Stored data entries
----------------------------------------

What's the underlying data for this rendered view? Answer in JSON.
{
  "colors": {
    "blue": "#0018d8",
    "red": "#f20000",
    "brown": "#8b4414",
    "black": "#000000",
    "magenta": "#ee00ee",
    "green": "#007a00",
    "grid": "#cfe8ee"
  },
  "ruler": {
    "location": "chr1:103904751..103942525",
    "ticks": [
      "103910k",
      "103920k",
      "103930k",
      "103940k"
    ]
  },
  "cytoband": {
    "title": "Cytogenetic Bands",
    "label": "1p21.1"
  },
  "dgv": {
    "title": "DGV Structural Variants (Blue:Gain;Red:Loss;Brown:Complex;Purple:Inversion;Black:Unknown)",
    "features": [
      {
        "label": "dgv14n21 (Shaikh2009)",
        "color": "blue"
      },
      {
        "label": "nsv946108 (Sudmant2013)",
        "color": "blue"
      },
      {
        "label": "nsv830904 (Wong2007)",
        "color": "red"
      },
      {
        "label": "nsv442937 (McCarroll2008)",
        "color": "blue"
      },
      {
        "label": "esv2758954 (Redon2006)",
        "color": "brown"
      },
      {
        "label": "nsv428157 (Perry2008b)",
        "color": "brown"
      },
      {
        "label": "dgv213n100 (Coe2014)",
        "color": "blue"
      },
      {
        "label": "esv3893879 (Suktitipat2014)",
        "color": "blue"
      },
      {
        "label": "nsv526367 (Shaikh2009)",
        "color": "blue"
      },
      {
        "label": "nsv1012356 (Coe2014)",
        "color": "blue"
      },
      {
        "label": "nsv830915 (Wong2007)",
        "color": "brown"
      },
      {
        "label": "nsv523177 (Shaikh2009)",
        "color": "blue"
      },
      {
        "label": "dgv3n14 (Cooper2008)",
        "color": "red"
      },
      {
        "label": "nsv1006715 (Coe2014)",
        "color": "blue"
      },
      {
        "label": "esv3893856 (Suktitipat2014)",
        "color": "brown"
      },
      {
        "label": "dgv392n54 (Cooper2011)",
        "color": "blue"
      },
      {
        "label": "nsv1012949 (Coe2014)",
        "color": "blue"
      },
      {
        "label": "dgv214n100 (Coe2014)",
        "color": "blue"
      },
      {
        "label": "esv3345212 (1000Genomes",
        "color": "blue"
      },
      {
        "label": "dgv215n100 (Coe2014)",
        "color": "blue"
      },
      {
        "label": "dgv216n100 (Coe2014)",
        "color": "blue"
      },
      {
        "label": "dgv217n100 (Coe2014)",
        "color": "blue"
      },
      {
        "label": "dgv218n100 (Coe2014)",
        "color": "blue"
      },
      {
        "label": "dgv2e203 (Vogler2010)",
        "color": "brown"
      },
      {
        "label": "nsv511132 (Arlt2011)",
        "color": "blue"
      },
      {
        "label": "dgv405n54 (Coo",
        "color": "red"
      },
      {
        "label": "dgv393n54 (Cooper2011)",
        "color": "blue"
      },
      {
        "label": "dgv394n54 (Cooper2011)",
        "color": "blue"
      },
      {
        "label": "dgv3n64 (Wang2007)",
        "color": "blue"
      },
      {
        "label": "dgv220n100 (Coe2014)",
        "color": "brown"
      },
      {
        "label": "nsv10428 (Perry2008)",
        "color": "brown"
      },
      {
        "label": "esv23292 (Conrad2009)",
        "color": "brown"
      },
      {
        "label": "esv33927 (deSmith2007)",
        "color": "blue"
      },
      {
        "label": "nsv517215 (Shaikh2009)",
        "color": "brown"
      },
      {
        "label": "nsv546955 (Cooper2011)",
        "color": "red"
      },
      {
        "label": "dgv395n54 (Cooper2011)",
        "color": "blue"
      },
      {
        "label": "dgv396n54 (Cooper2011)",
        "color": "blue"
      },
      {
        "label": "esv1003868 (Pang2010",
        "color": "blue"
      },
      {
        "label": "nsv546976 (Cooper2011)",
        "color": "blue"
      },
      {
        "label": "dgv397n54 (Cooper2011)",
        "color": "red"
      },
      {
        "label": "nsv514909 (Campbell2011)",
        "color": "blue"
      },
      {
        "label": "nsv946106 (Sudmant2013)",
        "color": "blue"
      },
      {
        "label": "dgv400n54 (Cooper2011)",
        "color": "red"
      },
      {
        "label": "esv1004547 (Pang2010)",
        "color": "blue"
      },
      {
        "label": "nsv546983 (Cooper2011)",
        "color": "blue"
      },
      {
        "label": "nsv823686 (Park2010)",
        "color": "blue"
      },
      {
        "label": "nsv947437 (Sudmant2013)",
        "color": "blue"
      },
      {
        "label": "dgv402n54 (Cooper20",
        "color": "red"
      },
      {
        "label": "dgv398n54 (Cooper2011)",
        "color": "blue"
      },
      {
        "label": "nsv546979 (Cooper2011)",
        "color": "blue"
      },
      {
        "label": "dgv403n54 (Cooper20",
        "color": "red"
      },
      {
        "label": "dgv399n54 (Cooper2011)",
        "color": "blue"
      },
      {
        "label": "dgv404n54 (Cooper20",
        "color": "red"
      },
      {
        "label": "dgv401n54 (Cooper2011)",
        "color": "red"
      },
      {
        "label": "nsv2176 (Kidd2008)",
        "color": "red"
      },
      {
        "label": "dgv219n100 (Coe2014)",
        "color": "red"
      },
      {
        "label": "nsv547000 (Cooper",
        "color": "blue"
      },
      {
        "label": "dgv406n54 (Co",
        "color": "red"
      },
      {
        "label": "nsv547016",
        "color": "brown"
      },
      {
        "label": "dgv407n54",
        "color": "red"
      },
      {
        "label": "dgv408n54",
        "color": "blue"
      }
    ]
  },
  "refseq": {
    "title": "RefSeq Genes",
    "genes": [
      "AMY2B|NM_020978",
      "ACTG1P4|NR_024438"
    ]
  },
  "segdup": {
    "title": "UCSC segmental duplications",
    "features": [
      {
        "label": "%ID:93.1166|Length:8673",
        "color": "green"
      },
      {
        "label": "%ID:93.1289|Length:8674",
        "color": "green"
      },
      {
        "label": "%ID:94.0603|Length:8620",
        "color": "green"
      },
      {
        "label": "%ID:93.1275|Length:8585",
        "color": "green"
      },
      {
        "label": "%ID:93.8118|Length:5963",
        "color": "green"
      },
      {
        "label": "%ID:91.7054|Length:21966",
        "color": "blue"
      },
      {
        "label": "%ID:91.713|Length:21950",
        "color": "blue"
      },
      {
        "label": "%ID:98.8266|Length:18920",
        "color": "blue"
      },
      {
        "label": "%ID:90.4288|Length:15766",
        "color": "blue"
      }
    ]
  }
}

----------------------------------------

* _WORK ORDER_: The answer must reproduce all of the entries exactly.

* _RESPONSE TO THIS EXERCISE_:
What's the underlying data for this rendered view? Answer in JSON.
{
  "colors": {
    "blue": "#0018d8",
    "red": "#f20000",
    "brown": "#8b4414",
    "black": "#000000",
    "magenta": "#ee00ee",
    "green": "#007a00",
    "grid": "#cfe8ee"
  },
  "ruler": {
    "location": "chr1:103904751..103942525",
    "ticks": [
      "103910k",
      "103920k",
      "103930k",
      "103940k"
    ]
  },
  "cytoband": {
    "title": "Cytogenetic Bands",
    "label": "1p21.1"
  },
  "dgv": {
    "title": "DGV Structural Variants (Blue:Gain;Red:Loss;Brown:Complex;Purple:Inversion;Black:Unknown)",
    "features": [
      {
        "label": "dgv14n21 (Shaikh2009)",
        "color": "blue"
      },
      {
        "label": "nsv946108 (Sudmant2013)",
        "color": "blue"
      },
      {
        "label": "nsv830904 (Wong2007)",
        "color": "red"
      },
      {
        "label": "nsv442937 (McCarroll2008)",
        "color": "blue"
      },
      {
        "label": "esv2758954 (Redon2006)",
        "color": "brown"
      },
      {
        "label": "nsv428157 (Perry2008b)",
        "color": "brown"
      },
      {
        "label": "dgv213n100 (Coe2014)",
        "color": "blue"
      },
      {
        "label": "esv3893879 (Suktitipat2014)",
        "color": "blue"
      },
      {
        "label": "nsv526367 (Shaikh2009)",
        "color": "blue"
      },
      {
        "label": "nsv1012356 (Coe2014)",
        "color": "blue"
      },
      {
        "label": "nsv830915 (Wong2007)",
        "color": "brown"
      },
      {
        "label": "nsv523177 (Shaikh2009)",
        "color": "blue"
      },
      {
        "label": "dgv3n14 (Cooper2008)",
        "color": "red"
      },
      {
        "label": "nsv1006715 (Coe2014)",
        "color": "blue"
      },
      {
        "label": "esv3893856 (Suktitipat2014)",
        "color": "brown"
      },
      {
        "label": "dgv392n54 (Cooper2011)",
        "color": "blue"
      },
      {
        "label": "nsv1012949 (Coe2014)",
        "color": "blue"
      },
      {
        "label": "dgv214n100 (Coe2014)",
        "color": "blue"
      },
      {
        "label": "esv3345212 (1000Genomes",
        "color": "blue"
      },
      {
        "label": "dgv215n100 (Coe2014)",
        "color": "blue"
      },
      {
        "label": "dgv216n100 (Coe2014)",
        "color": "blue"
      },
      {
        "label": "dgv217n100 (Coe2014)",
        "color": "blue"
      },
      {
        "label": "dgv218n100 (Coe2014)",
        "color": "blue"
      },
      {
        "label": "dgv2e203 (Vogler2010)",
        "color": "brown"
      },
      {
        "label": "nsv511132 (Arlt2011)",
        "color": "blue"
      },
      {
        "label": "dgv405n54 (Coo",
        "color": "red"
      },
      {
        "label": "dgv393n54 (Cooper2011)",
        "color": "blue"
      },
      {
        "label": "dgv394n54 (Cooper2011)",
        "color": "blue"
      },
      {
        "label": "dgv3n64 (Wang2007)",
        "color": "blue"
      },
      {
        "label": "dgv220n100 (Coe2014)",
        "color": "brown"
      },
      {
        "label": "nsv10428 (Perry2008)",
        "color": "brown"
      },
      {
        "label": "esv23292 (Conrad2009)",
        "color": "brown"
      },
      {
        "label": "esv33927 (deSmith2007)",
        "color": "blue"
      },
      {
        "label": "nsv517215 (Shaikh2009)",
        "color": "brown"
      },
      {
        "label": "nsv546955 (Cooper2011)",
        "color": "red"
      },
      {
        "label": "dgv395n54 (Cooper2011)",
        "color": "blue"
      },
      {
        "label": "dgv396n54 (Cooper2011)",
        "color": "blue"
      },
      {
        "label": "esv1003868 (Pang2010",
        "color": "blue"
      },
      {
        "label": "nsv546976 (Cooper2011)",
        "color": "blue"
      },
      {
        "label": "dgv397n54 (Cooper2011)",
        "color": "red"
      },
      {
        "label": "nsv514909 (Campbell2011)",
        "color": "blue"
      },
      {
        "label": "nsv946106 (Sudmant2013)",
        "color": "blue"
      },
      {
        "label": "dgv400n54 (Cooper2011)",
        "color": "red"
      },
      {
        "label": "esv1004547 (Pang2010)",
        "color": "blue"
      },
      {
        "label": "nsv546983 (Cooper2011)",
        "color": "blue"
      },
      {
        "label": "nsv823686 (Park2010)",
        "color": "blue"
      },
      {
        "label": "nsv947437 (Sudmant2013)",
        "color": "blue"
      },
      {
        "label": "dgv402n54 (Cooper20",
        "color": "red"
      },
      {
        "label": "dgv398n54 (Cooper2011)",
        "color": "blue"
      },
      {
        "label": "nsv546979 (Cooper2011)",
        "color": "blue"
      },
      {
        "label": "dgv403n54 (Cooper20",
        "color": "red"
      },
      {
        "label": "dgv399n54 (Cooper2011)",
        "color": "blue"
      },
      {
        "label": "dgv404n54 (Cooper20",
        "color": "red"
      },
      {
        "label": "dgv401n54 (Cooper2011)",
        "color": "red"
      },
      {
        "label": "nsv2176 (Kidd2008)",
        "color": "red"
      },
      {
        "label": "dgv219n100 (Coe2014)",
        "color": "red"
      },
      {
        "label": "nsv547000 (Cooper",
        "color": "blue"
      },
      {
        "label": "dgv406n54 (Co",
        "color": "red"
      },
      {
        "label": "nsv547016",
        "color": "brown"
      },
      {
        "label": "dgv407n54",
        "color": "red"
      },
      {
        "label": "dgv408n54",
        "color": "blue"
      }
    ]
  },
  "refseq": {
    "title": "RefSeq Genes",
    "genes": [
      "AMY2B|NM_020978",
      "ACTG1P4|NR_024438"
    ]
  },
  "segdup": {
    "title": "UCSC segmental duplications",
    "features": [
      {
        "label": "%ID:93.1166|Length:8673",
        "color": "green"
      },
      {
        "label": "%ID:93.1289|Length:8674",
        "color": "green"
      },
      {
        "label": "%ID:94.0603|Length:8620",
        "color": "green"
      },
      {
        "label": "%ID:93.1275|Length:8585",
        "color": "green"
      },
      {
        "label": "%ID:93.8118|Length:5963",
        "color": "green"
      },
      {
        "label": "%ID:91.7054|Length:21966",
        "color": "blue"
      },
      {
        "label": "%ID:91.713|Length:21950",
        "color": "blue"
      },
      {
        "label": "%ID:98.8266|Length:18920",
        "color": "blue"
      },
      {
        "label": "%ID:90.4288|Length:15766",
        "color": "blue"
      }
    ]
  }
}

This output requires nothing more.